- Exercise description -
Substitute "cleanup script" for "janitor script" in the forum thread on tracking online users between "timestamp (this updates" and "pass with salt)", inclusive, and give that part again.

- Source document -
Yes, I know.. I dont have your code there, since you will have to make it yoru self.

If you wish to sessioncontrol anonymous users, it's no biggie, that just means you can INSERT it into the table you make in mysql.

I would have two fields then:
SID (varchar I guess(255 length?))
timestamp (this updates on insert or update)

When the updateUserStatus runs, you either check for that SID in the DB and update it, or you just insert a new row.
If you insert and insert, you will have more rows in the db. However, you can make a janitor script which purges old rows, eg. like.. drop the rows where timestamp is a day old or so.

Another way to go, if you have a users db, is:
You can have the last_online as a timestamp field in the table, or another table.. It all depends on how you wish to do it.. You can of course also store all info, if you wish.. eg tie. the session id, logged in times, etc. to the user.. In such case, it's also quite easy:

[tbl_user]
user_id (unique id, integer and increase+1)
user_name (varchar 255)
user_pass (remember to crypt the pass with salt)

[tbl_session]
session_id_key (unique id, integer and increase+1)
session_user_id_fk_id (integer, foreign key for tbl_user)
session_id (varchar(255))
session_last_active (timestamp)

You might want to use other fieldtypes, it all depends on how much data you wish to store.. if you wish to have detailed loggingabilities, you store a lot.. if not, you can even just skip storing the session id and you can then just use a timestamp field in the user table, as when the user has authed (logged in), you know he/she most likely is that person and you can say that if that time is less than 5 minutes ago, you can call him/her as an onlien user.

Hope some of my scribble made sence.

Olav Alexander Mjelde
 
Oh for crying out loud... there is a PHP call for it after all.

It's
connection_aborted()

there are a few connection functions that could be used in this direction but that one sounds like the ticket. Returns True if the client is no longer connected.


Travis Hawkins
 
this will only report on the current client (i.e. the client in respect of which the script was called). it will not give you data on other client connections.

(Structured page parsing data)
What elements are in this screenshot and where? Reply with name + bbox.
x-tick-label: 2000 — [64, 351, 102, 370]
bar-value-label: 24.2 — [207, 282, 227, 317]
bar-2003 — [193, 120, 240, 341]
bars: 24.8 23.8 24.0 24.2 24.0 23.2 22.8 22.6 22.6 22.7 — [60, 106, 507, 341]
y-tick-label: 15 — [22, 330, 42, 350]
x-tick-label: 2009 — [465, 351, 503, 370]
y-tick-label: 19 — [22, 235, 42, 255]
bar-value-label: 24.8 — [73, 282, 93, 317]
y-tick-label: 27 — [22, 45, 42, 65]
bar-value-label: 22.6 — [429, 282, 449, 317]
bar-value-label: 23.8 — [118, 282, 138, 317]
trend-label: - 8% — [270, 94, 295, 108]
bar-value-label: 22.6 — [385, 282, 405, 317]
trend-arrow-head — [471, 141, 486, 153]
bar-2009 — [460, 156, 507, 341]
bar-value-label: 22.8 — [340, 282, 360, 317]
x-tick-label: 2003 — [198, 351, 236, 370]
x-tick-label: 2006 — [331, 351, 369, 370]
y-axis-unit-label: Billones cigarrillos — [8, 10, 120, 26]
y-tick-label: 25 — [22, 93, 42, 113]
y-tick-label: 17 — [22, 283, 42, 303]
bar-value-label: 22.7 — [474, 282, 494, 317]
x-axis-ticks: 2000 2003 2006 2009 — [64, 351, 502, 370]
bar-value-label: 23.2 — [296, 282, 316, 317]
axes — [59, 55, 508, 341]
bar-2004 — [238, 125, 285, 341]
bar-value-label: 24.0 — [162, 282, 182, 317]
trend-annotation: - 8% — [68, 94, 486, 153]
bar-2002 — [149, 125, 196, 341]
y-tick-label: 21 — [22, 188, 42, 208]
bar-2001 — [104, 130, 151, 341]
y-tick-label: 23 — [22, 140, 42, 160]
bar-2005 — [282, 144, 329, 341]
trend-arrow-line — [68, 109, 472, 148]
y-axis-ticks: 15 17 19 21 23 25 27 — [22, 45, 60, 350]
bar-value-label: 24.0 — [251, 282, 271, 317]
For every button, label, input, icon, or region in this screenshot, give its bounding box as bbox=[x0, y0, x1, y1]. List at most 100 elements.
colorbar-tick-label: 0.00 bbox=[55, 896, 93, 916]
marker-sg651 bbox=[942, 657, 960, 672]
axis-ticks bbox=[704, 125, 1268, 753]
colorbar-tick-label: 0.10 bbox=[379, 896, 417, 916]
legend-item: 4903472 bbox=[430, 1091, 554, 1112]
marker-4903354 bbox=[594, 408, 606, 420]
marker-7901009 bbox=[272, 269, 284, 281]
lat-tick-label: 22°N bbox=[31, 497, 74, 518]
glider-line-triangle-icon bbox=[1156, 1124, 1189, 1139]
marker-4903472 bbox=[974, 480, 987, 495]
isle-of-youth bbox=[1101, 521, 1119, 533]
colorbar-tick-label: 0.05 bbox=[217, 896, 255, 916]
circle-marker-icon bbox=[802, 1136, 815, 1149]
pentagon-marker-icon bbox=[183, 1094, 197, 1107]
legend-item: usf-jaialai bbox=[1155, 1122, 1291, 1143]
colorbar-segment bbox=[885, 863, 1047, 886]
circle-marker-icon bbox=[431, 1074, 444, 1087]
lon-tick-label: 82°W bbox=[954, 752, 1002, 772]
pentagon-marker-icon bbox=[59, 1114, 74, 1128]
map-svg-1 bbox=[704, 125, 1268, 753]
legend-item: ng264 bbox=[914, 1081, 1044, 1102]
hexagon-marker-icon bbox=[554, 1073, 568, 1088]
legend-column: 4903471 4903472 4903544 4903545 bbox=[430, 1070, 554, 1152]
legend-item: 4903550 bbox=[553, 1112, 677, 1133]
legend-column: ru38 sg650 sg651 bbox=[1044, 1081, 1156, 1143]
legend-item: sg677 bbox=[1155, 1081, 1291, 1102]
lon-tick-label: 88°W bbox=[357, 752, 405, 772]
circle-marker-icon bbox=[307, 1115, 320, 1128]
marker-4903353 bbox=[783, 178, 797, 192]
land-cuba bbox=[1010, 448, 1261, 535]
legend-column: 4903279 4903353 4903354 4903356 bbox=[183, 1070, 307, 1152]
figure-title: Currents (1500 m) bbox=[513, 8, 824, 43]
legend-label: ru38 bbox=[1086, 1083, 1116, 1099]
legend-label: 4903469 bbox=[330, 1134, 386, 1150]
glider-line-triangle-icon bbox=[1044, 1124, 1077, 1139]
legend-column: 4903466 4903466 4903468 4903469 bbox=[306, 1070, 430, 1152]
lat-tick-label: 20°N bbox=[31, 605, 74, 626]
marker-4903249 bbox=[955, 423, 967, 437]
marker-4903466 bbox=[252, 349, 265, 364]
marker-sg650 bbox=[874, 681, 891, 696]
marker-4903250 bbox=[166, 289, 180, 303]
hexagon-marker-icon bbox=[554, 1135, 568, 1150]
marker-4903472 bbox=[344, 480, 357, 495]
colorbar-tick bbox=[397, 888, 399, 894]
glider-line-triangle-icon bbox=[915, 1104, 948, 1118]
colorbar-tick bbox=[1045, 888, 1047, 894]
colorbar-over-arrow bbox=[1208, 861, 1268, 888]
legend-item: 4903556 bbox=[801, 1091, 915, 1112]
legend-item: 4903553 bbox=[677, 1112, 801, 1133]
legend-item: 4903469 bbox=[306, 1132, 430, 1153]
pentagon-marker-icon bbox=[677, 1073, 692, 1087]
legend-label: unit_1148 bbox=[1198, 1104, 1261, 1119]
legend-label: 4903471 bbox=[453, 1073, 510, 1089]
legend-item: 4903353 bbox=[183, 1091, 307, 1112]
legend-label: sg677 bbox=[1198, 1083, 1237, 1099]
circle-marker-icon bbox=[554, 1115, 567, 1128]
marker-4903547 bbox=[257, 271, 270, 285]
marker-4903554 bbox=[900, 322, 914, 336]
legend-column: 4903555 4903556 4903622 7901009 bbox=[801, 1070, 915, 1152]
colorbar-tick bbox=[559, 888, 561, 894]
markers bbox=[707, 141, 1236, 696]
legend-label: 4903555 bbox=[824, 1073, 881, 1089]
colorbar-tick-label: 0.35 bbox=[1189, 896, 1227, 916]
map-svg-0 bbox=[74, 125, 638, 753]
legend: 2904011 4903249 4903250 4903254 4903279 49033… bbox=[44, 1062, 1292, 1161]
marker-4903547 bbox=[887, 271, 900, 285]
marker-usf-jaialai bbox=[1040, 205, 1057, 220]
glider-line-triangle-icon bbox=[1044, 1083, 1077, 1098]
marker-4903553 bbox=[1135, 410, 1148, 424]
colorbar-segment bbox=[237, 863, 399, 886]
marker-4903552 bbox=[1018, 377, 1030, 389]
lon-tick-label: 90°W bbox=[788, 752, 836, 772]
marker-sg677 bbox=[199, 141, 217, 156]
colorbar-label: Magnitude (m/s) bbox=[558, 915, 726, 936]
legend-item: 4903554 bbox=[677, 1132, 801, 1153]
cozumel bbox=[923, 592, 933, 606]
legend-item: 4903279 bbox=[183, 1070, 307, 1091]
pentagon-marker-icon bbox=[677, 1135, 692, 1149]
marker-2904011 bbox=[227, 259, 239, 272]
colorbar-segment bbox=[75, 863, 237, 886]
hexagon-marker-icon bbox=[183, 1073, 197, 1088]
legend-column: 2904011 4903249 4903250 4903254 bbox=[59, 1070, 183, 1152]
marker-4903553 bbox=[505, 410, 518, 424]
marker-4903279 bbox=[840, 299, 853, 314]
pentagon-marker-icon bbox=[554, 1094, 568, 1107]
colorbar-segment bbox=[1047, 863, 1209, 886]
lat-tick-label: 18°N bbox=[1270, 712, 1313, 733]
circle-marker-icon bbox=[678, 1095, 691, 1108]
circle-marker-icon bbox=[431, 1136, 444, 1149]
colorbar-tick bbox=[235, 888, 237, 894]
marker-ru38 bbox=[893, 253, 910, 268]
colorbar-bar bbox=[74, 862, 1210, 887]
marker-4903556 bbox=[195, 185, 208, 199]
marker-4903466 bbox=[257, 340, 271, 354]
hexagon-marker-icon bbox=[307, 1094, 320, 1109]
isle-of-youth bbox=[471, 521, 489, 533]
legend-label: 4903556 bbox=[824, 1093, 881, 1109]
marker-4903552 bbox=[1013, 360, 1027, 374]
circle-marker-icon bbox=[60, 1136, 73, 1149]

- The completed task -
timestamp (this updates on insert or update)

When the updateUserStatus runs, you either check for that SID in the DB and update it, or you just insert a new row.
If you insert and insert, you will have more rows in the db. However, you can make a cleanup script which purges old rows, eg. like.. drop the rows where timestamp is a day old or so.

Another way to go, if you have a users db, is:
You can have the last_online as a timestamp field in the table, or another table.. It all depends on how you wish to do it.. You can of course also store all info, if you wish.. eg tie. the session id, logged in times, etc. to the user.. In such case, it's also quite easy:

[tbl_user]
user_id (unique id, integer and increase+1)
user_name (varchar 255)
user_pass (remember to crypt the pass with salt)